→ **What you have to do**: Can you transcribe the data exactly? Leave the pictures out.

→ **Source material**:
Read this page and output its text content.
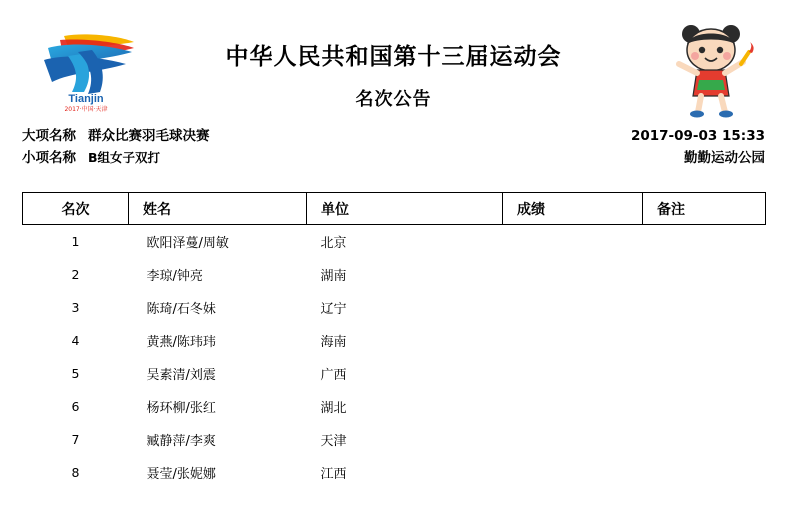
Tianjin
2017·中国·天津
中华人民共和国第十三届运动会
名次公告
大项名称 群众比赛羽毛球决赛	2017-09-03 15:33
小项名称 B组女子双打	勤勤运动公园
名次	姓名	单位	成绩	备注
1	欧阳泽蔓/周敏	北京		
2	李琼/钟亮	湖南		
3	陈琦/石冬妹	辽宁		
4	黄燕/陈玮玮	海南		
5	吴素清/刘震	广西		
6	杨环柳/张红	湖北		
7	臧静萍/李爽	天津		
8	聂莹/张妮娜	江西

→ **Final result**:
Read this page and output its text content.
Tianjin
2017·中国·天津
中华人民共和国第十三届运动会
名次公告
大项名称 群众比赛羽毛球决赛	2017-09-03 15:33
小项名称 B组女子双打	勤勤运动公园
名次	姓名	单位	成绩	备注
1	欧阳泽蔓/周敏	北京		
2	李琼/钟亮	湖南		
3	陈琦/石冬妹	辽宁		
4	黄燕/陈玮玮	海南		
5	吴素清/刘震	广西		
6	杨环柳/张红	湖北		
7	臧静萍/李爽	天津		
8	聂莹/张妮娜	江西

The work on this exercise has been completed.